Information given
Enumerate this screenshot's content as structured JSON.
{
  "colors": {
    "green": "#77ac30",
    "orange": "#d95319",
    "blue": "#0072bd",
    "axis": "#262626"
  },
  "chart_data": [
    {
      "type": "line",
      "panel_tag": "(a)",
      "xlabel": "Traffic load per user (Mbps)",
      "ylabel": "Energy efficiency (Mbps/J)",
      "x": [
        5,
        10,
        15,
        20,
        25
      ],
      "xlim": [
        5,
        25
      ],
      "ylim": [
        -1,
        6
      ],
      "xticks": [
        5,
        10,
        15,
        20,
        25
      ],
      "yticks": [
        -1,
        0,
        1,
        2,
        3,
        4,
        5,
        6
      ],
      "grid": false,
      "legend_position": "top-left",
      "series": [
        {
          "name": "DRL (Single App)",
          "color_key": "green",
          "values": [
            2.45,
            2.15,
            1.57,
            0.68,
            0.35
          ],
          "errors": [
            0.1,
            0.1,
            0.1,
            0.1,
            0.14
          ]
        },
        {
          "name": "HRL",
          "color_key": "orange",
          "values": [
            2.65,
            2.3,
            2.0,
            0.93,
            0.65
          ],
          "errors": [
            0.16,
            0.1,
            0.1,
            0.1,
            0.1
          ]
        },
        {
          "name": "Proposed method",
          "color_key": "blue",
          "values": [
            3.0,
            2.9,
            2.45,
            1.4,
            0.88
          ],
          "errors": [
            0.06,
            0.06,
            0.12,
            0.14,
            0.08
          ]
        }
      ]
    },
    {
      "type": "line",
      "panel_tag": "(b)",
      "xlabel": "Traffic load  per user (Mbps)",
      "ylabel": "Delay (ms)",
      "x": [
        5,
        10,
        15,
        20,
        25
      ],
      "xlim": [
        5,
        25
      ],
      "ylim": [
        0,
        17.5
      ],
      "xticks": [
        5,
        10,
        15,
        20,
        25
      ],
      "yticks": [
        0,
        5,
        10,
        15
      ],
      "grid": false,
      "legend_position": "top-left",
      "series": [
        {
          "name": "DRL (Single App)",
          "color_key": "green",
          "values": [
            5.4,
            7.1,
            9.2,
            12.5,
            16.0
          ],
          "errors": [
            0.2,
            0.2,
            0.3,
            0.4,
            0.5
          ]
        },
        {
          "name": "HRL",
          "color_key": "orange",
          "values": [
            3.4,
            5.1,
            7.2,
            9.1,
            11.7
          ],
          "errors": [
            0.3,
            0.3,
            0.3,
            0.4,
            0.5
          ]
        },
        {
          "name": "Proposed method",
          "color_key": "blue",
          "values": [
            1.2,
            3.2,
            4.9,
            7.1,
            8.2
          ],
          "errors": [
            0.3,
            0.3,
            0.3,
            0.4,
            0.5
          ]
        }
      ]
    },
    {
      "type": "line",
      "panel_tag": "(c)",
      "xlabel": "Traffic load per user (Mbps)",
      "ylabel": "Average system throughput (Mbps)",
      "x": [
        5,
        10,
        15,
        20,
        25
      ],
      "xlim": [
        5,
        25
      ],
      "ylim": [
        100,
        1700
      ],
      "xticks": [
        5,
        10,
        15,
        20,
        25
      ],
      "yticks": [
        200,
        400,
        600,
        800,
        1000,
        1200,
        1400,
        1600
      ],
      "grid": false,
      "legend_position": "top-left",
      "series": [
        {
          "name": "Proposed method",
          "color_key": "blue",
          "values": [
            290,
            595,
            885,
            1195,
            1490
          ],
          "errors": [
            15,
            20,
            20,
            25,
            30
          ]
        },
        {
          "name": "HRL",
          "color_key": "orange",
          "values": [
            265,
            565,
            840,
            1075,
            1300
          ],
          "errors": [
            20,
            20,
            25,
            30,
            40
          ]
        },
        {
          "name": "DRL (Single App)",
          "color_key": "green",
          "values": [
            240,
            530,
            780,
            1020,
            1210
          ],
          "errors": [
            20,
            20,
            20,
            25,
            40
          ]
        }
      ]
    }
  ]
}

Exercise
Print all of the entries exactly as they appear.

Task answer
Enumerate this screenshot's content as structured JSON.
{
  "colors": {
    "green": "#77ac30",
    "orange": "#d95319",
    "blue": "#0072bd",
    "axis": "#262626"
  },
  "chart_data": [
    {
      "type": "line",
      "panel_tag": "(a)",
      "xlabel": "Traffic load per user (Mbps)",
      "ylabel": "Energy efficiency (Mbps/J)",
      "x": [
        5,
        10,
        15,
        20,
        25
      ],
      "xlim": [
        5,
        25
      ],
      "ylim": [
        -1,
        6
      ],
      "xticks": [
        5,
        10,
        15,
        20,
        25
      ],
      "yticks": [
        -1,
        0,
        1,
        2,
        3,
        4,
        5,
        6
      ],
      "grid": false,
      "legend_position": "top-left",
      "series": [
        {
          "name": "DRL (Single App)",
          "color_key": "green",
          "values": [
            2.45,
            2.15,
            1.57,
            0.68,
            0.35
          ],
          "errors": [
            0.1,
            0.1,
            0.1,
            0.1,
            0.14
          ]
        },
        {
          "name": "HRL",
          "color_key": "orange",
          "values": [
            2.65,
            2.3,
            2.0,
            0.93,
            0.65
          ],
          "errors": [
            0.16,
            0.1,
            0.1,
            0.1,
            0.1
          ]
        },
        {
          "name": "Proposed method",
          "color_key": "blue",
          "values": [
            3.0,
            2.9,
            2.45,
            1.4,
            0.88
          ],
          "errors": [
            0.06,
            0.06,
            0.12,
            0.14,
            0.08
          ]
        }
      ]
    },
    {
      "type": "line",
      "panel_tag": "(b)",
      "xlabel": "Traffic load  per user (Mbps)",
      "ylabel": "Delay (ms)",
      "x": [
        5,
        10,
        15,
        20,
        25
      ],
      "xlim": [
        5,
        25
      ],
      "ylim": [
        0,
        17.5
      ],
      "xticks": [
        5,
        10,
        15,
        20,
        25
      ],
      "yticks": [
        0,
        5,
        10,
        15
      ],
      "grid": false,
      "legend_position": "top-left",
      "series": [
        {
          "name": "DRL (Single App)",
          "color_key": "green",
          "values": [
            5.4,
            7.1,
            9.2,
            12.5,
            16.0
          ],
          "errors": [
            0.2,
            0.2,
            0.3,
            0.4,
            0.5
          ]
        },
        {
          "name": "HRL",
          "color_key": "orange",
          "values": [
            3.4,
            5.1,
            7.2,
            9.1,
            11.7
          ],
          "errors": [
            0.3,
            0.3,
            0.3,
            0.4,
            0.5
          ]
        },
        {
          "name": "Proposed method",
          "color_key": "blue",
          "values": [
            1.2,
            3.2,
            4.9,
            7.1,
            8.2
          ],
          "errors": [
            0.3,
            0.3,
            0.3,
            0.4,
            0.5
          ]
        }
      ]
    },
    {
      "type": "line",
      "panel_tag": "(c)",
      "xlabel": "Traffic load per user (Mbps)",
      "ylabel": "Average system throughput (Mbps)",
      "x": [
        5,
        10,
        15,
        20,
        25
      ],
      "xlim": [
        5,
        25
      ],
      "ylim": [
        100,
        1700
      ],
      "xticks": [
        5,
        10,
        15,
        20,
        25
      ],
      "yticks": [
        200,
        400,
        600,
        800,
        1000,
        1200,
        1400,
        1600
      ],
      "grid": false,
      "legend_position": "top-left",
      "series": [
        {
          "name": "Proposed method",
          "color_key": "blue",
          "values": [
            290,
            595,
            885,
            1195,
            1490
          ],
          "errors": [
            15,
            20,
            20,
            25,
            30
          ]
        },
        {
          "name": "HRL",
          "color_key": "orange",
          "values": [
            265,
            565,
            840,
            1075,
            1300
          ],
          "errors": [
            20,
            20,
            25,
            30,
            40
          ]
        },
        {
          "name": "DRL (Single App)",
          "color_key": "green",
          "values": [
            240,
            530,
            780,
            1020,
            1210
          ],
          "errors": [
            20,
            20,
            20,
            25,
            40
          ]
        }
      ]
    }
  ]
}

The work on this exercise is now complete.